### DIRECTION
Filter the entries, keeping every line with the word "TradingView".

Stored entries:
________________
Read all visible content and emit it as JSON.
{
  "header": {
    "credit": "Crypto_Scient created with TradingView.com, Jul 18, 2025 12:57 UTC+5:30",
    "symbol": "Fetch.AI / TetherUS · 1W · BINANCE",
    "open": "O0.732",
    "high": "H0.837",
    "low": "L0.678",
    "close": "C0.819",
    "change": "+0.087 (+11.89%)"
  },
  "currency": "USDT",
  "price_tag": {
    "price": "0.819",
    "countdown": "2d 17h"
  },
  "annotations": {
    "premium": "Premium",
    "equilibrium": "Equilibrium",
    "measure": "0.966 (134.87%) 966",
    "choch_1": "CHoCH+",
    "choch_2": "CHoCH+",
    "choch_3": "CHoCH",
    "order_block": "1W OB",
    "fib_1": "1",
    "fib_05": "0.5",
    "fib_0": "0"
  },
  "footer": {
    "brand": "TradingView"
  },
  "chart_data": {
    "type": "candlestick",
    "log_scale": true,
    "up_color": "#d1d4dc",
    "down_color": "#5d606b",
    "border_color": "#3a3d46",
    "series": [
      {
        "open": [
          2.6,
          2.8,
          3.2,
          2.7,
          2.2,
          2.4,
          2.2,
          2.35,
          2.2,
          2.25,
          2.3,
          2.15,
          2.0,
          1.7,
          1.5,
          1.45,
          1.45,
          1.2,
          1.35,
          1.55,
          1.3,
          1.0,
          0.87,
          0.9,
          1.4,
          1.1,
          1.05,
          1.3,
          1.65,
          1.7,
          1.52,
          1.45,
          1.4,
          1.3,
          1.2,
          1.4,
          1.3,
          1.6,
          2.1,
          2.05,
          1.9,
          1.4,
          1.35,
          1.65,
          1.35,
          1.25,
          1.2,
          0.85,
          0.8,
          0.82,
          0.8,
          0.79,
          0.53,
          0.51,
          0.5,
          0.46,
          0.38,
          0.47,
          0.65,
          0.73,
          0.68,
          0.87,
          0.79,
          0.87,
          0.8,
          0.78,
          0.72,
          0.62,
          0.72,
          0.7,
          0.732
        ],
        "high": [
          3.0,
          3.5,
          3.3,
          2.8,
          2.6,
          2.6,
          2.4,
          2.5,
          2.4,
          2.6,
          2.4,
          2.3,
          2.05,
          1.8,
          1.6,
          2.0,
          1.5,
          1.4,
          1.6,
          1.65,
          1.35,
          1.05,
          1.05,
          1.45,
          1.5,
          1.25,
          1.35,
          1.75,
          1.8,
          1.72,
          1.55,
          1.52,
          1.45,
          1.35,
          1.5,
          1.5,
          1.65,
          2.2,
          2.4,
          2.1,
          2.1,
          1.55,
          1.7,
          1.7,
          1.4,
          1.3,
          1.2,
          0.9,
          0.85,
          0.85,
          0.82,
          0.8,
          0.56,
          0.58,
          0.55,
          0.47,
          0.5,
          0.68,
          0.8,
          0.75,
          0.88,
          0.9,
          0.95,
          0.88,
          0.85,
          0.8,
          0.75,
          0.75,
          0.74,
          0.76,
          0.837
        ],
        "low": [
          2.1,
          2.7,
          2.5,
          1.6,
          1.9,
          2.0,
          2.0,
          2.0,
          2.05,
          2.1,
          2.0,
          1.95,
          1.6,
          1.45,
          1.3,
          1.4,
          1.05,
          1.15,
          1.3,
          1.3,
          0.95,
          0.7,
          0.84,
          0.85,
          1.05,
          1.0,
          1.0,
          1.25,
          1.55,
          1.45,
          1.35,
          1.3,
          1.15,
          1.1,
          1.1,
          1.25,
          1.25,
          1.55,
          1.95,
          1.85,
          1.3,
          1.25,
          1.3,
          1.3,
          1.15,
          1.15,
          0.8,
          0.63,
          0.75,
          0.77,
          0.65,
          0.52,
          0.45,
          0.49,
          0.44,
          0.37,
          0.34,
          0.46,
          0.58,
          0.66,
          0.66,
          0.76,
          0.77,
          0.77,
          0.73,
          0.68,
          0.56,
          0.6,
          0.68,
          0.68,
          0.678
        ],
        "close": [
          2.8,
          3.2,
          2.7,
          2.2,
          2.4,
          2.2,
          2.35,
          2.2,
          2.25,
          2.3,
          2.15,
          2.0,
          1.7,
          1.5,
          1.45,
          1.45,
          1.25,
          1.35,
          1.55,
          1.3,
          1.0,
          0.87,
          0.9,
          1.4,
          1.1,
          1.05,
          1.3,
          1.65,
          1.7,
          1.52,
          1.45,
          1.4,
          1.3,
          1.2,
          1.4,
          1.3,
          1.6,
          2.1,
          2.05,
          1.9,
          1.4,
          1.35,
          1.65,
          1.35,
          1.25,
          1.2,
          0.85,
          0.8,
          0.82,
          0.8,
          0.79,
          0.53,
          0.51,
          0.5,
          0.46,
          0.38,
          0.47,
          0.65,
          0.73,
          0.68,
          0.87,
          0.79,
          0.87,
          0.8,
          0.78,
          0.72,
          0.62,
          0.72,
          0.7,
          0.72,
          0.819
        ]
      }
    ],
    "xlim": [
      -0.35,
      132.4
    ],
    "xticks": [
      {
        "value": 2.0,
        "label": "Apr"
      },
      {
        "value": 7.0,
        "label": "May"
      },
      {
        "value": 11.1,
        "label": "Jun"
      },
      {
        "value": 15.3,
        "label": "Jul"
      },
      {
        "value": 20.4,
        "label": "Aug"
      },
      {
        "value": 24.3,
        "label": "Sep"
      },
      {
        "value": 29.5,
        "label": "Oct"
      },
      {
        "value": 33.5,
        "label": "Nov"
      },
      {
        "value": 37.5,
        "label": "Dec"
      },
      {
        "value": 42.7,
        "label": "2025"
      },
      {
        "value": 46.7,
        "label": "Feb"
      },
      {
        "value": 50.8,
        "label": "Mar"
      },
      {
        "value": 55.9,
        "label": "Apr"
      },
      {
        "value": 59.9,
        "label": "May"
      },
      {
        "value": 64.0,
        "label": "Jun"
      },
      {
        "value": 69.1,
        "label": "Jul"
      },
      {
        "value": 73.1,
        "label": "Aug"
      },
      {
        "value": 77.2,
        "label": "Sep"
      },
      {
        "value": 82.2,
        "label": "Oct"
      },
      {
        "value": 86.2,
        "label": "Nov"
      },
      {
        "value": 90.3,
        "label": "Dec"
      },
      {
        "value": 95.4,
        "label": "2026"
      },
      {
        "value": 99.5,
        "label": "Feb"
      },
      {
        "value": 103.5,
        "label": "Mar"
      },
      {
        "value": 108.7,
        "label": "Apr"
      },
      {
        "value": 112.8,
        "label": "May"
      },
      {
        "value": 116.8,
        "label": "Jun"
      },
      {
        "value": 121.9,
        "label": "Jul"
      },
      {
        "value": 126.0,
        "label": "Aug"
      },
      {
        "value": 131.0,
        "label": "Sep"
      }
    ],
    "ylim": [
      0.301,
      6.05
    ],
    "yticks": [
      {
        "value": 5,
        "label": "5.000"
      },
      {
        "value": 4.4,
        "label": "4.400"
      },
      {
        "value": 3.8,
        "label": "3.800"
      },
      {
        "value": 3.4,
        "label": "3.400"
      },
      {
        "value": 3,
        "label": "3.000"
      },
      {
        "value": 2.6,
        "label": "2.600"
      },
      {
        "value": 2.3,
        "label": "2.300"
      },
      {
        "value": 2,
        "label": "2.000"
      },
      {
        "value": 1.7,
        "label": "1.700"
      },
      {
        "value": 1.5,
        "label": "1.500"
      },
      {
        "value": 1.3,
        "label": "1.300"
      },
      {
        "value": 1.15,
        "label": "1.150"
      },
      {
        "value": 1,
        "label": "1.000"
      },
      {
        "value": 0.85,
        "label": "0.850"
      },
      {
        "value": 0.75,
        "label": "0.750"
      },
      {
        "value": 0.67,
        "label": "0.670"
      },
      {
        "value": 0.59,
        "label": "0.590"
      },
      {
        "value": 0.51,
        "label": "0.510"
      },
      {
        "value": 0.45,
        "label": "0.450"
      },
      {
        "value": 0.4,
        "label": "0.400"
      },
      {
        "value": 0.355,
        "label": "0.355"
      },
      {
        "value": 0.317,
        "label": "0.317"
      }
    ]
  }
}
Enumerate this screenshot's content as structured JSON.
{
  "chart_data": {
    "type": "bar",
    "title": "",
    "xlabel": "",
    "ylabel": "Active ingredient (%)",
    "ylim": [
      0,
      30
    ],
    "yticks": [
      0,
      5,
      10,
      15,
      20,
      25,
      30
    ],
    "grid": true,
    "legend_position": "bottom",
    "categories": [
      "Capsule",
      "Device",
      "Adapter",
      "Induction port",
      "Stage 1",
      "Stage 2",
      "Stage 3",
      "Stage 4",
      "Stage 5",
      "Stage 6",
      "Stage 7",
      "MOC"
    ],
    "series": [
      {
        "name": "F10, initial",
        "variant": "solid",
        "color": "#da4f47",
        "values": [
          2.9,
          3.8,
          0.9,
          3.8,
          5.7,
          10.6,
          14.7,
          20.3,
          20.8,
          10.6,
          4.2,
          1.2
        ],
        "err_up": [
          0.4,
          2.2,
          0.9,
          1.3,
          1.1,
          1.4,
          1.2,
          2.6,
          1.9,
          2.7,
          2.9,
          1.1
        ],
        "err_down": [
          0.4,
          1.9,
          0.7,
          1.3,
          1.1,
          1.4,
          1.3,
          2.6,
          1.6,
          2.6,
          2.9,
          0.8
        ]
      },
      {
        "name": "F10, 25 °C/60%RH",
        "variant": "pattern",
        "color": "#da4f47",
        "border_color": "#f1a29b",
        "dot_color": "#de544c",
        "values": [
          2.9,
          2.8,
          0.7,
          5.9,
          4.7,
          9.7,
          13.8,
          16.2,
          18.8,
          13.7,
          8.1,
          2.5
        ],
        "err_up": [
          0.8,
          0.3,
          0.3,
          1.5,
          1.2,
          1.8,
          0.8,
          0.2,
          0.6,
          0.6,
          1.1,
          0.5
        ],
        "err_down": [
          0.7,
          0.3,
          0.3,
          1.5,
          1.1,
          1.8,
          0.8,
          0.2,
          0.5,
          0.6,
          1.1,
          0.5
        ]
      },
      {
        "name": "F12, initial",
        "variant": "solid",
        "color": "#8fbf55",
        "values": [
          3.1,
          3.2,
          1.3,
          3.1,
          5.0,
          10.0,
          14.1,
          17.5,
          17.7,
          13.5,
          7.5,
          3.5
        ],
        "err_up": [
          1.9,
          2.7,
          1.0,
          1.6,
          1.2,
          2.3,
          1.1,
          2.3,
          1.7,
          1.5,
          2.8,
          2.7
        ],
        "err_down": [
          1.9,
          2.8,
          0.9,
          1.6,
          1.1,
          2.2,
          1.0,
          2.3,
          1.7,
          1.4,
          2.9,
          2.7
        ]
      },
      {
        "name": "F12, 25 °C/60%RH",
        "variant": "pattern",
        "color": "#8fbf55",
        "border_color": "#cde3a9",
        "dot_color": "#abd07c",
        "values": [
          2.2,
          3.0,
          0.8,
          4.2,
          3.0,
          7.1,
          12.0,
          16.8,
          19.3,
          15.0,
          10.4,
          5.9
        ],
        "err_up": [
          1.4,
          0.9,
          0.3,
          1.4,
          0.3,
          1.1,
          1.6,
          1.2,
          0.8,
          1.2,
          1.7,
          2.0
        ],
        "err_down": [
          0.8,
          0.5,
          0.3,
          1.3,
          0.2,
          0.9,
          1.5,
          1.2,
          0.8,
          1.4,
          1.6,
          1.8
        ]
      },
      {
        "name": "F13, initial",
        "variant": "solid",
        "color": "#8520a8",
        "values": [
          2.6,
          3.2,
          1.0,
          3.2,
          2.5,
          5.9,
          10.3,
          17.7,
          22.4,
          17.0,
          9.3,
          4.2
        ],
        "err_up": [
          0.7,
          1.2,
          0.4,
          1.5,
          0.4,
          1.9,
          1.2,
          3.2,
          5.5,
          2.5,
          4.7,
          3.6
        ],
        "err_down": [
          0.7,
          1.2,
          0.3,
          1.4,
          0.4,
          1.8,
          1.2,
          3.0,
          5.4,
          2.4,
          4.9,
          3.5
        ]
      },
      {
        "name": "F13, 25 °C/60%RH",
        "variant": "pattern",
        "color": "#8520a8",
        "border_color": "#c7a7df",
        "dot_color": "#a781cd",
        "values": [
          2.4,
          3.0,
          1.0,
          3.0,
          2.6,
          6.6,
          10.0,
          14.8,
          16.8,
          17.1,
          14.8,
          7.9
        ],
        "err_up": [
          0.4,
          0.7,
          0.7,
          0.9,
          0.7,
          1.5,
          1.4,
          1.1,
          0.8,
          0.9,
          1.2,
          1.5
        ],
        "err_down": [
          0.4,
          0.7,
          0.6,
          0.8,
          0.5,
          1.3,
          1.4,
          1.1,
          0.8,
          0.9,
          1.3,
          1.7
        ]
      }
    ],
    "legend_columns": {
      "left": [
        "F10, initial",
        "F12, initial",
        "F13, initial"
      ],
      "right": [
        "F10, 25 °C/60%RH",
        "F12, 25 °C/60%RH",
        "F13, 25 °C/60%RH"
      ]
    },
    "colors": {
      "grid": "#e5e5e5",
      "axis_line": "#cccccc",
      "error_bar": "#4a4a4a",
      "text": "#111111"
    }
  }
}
________________
### ANSWER FOR THIS EXERCISE
    "credit": "Crypto_Scient created with TradingView.com, Jul 18, 2025 12:57 UTC+5:30",
    "brand": "TradingView"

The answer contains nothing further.